Work to do - Without the pictures, set down every line of the data exactly.
───
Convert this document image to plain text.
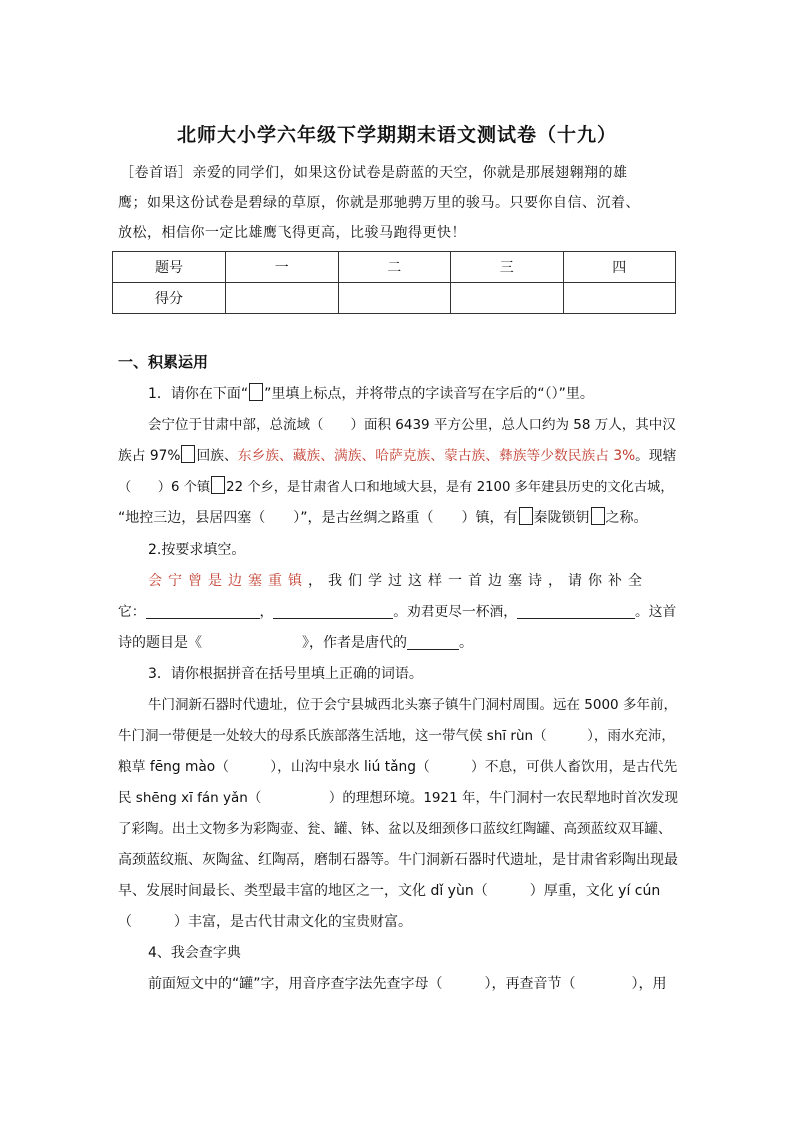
北师大小学六年级下学期期末语文测试卷（十九）
［卷首语］亲爱的同学们，如果这份试卷是蔚蓝的天空，你就是那展翅翱翔的雄
鹰；如果这份试卷是碧绿的草原，你就是那驰骋万里的骏马。只要你自信、沉着、
放松，相信你一定比雄鹰飞得更高，比骏马跑得更快！
题号	一	二	三	四
得分				
一、积累运用
1．请你在下面“ ”里填上标点，并将带点的字读音写在字后的“（）”里。
会宁位于甘肃中部，总流域（　　）面积 6439 平方公里，总人口约为 58 万人，其中汉
族占 97% 回族、东乡族、藏族、满族、哈萨克族、蒙古族、彝族等少数民族占 3%。现辖
（　　）6 个镇 22 个乡，是甘肃省人口和地域大县，是有 2100 多年建县历史的文化古城，
“地控三边，县居四塞（　　）”，是古丝绸之路重（　　）镇，有 秦陇锁钥 之称。
2.按要求填空。
会宁曾是边塞重镇，我们学过这样一首边塞诗，请你补全
它：	，	。劝君更尽一杯酒，	。这首
诗的题目是《	》，作者是唐代的	。
3．请你根据拼音在括号里填上正确的词语。
牛门洞新石器时代遗址，位于会宁县城西北头寨子镇牛门洞村周围。远在 5000 多年前，
牛门洞一带便是一处较大的母系氏族部落生活地，这一带气侯 shī rùn（　　　），雨水充沛，
粮草 fēng mào（　　　），山沟中泉水 liú tǎng（　　　）不息，可供人畜饮用，是古代先
民 shēng xī fán yǎn（　　　　　）的理想环境。1921 年，牛门洞村一农民犁地时首次发现
了彩陶。出土文物多为彩陶壶、瓮、罐、钵、盆以及细颈侈口蓝纹红陶罐、高颈蓝纹双耳罐、
高颈蓝纹瓶、灰陶盆、红陶鬲，磨制石器等。牛门洞新石器时代遗址，是甘肃省彩陶出现最
早、发展时间最长、类型最丰富的地区之一，文化 dǐ yùn（　　　）厚重，文化 yí cún
（　　　）丰富，是古代甘肃文化的宝贵财富。
4、我会查字典
前面短文中的“罐”字，用音序查字法先查字母（　　　），再查音节（　　　　），用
───
Exercise result -
Convert this document image to plain text.
北师大小学六年级下学期期末语文测试卷（十九）
［卷首语］亲爱的同学们，如果这份试卷是蔚蓝的天空，你就是那展翅翱翔的雄
鹰；如果这份试卷是碧绿的草原，你就是那驰骋万里的骏马。只要你自信、沉着、
放松，相信你一定比雄鹰飞得更高，比骏马跑得更快！
题号	一	二	三	四
得分				
一、积累运用
1．请你在下面“ ”里填上标点，并将带点的字读音写在字后的“（）”里。
会宁位于甘肃中部，总流域（　　）面积 6439 平方公里，总人口约为 58 万人，其中汉
族占 97% 回族、东乡族、藏族、满族、哈萨克族、蒙古族、彝族等少数民族占 3%。现辖
（　　）6 个镇 22 个乡，是甘肃省人口和地域大县，是有 2100 多年建县历史的文化古城，
“地控三边，县居四塞（　　）”，是古丝绸之路重（　　）镇，有 秦陇锁钥 之称。
2.按要求填空。
会宁曾是边塞重镇，我们学过这样一首边塞诗，请你补全
它：	，	。劝君更尽一杯酒，	。这首
诗的题目是《	》，作者是唐代的	。
3．请你根据拼音在括号里填上正确的词语。
牛门洞新石器时代遗址，位于会宁县城西北头寨子镇牛门洞村周围。远在 5000 多年前，
牛门洞一带便是一处较大的母系氏族部落生活地，这一带气侯 shī rùn（　　　），雨水充沛，
粮草 fēng mào（　　　），山沟中泉水 liú tǎng（　　　）不息，可供人畜饮用，是古代先
民 shēng xī fán yǎn（　　　　　）的理想环境。1921 年，牛门洞村一农民犁地时首次发现
了彩陶。出土文物多为彩陶壶、瓮、罐、钵、盆以及细颈侈口蓝纹红陶罐、高颈蓝纹双耳罐、
高颈蓝纹瓶、灰陶盆、红陶鬲，磨制石器等。牛门洞新石器时代遗址，是甘肃省彩陶出现最
早、发展时间最长、类型最丰富的地区之一，文化 dǐ yùn（　　　）厚重，文化 yí cún
（　　　）丰富，是古代甘肃文化的宝贵财富。
4、我会查字典
前面短文中的“罐”字，用音序查字法先查字母（　　　），再查音节（　　　　），用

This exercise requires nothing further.